## Set task:
Transcribe all the entries word for word, omitting any pictures they contain.

[Records from a collection]

++++

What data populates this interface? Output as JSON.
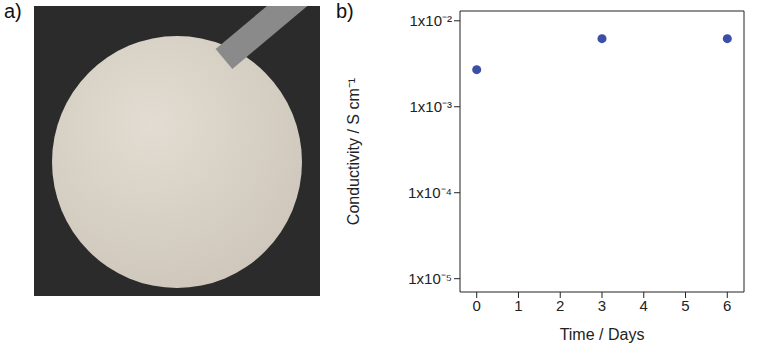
{
  "panel_labels": [
    "a)",
    "b)"
  ],
  "chart_data": {
    "type": "scatter",
    "x": [
      0,
      3,
      6
    ],
    "values": [
      0.0027,
      0.0062,
      0.0062
    ],
    "color": "#3b4fa8",
    "marker": "circle",
    "x_label": "Time / Days",
    "y_label": "Conductivity / S cm⁻¹",
    "log": "y",
    "grid": false,
    "xlim": [
      -0.4,
      6.4
    ],
    "xticks": [
      0,
      1,
      2,
      3,
      4,
      5,
      6
    ],
    "ylim": [
      7e-06,
      0.013
    ],
    "yticks": [
      {
        "value": 1e-05,
        "label": "1x10⁻⁵"
      },
      {
        "value": 0.0001,
        "label": "1x10⁻⁴"
      },
      {
        "value": 0.001,
        "label": "1x10⁻³"
      },
      {
        "value": 0.01,
        "label": "1x10⁻²"
      }
    ]
  }
}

++++

## Exercise answer:
What data populates this interface? Output as JSON.
{
  "panel_labels": [
    "a)",
    "b)"
  ],
  "chart_data": {
    "type": "scatter",
    "x": [
      0,
      3,
      6
    ],
    "values": [
      0.0027,
      0.0062,
      0.0062
    ],
    "color": "#3b4fa8",
    "marker": "circle",
    "x_label": "Time / Days",
    "y_label": "Conductivity / S cm⁻¹",
    "log": "y",
    "grid": false,
    "xlim": [
      -0.4,
      6.4
    ],
    "xticks": [
      0,
      1,
      2,
      3,
      4,
      5,
      6
    ],
    "ylim": [
      7e-06,
      0.013
    ],
    "yticks": [
      {
        "value": 1e-05,
        "label": "1x10⁻⁵"
      },
      {
        "value": 0.0001,
        "label": "1x10⁻⁴"
      },
      {
        "value": 0.001,
        "label": "1x10⁻³"
      },
      {
        "value": 0.01,
        "label": "1x10⁻²"
      }
    ]
  }
}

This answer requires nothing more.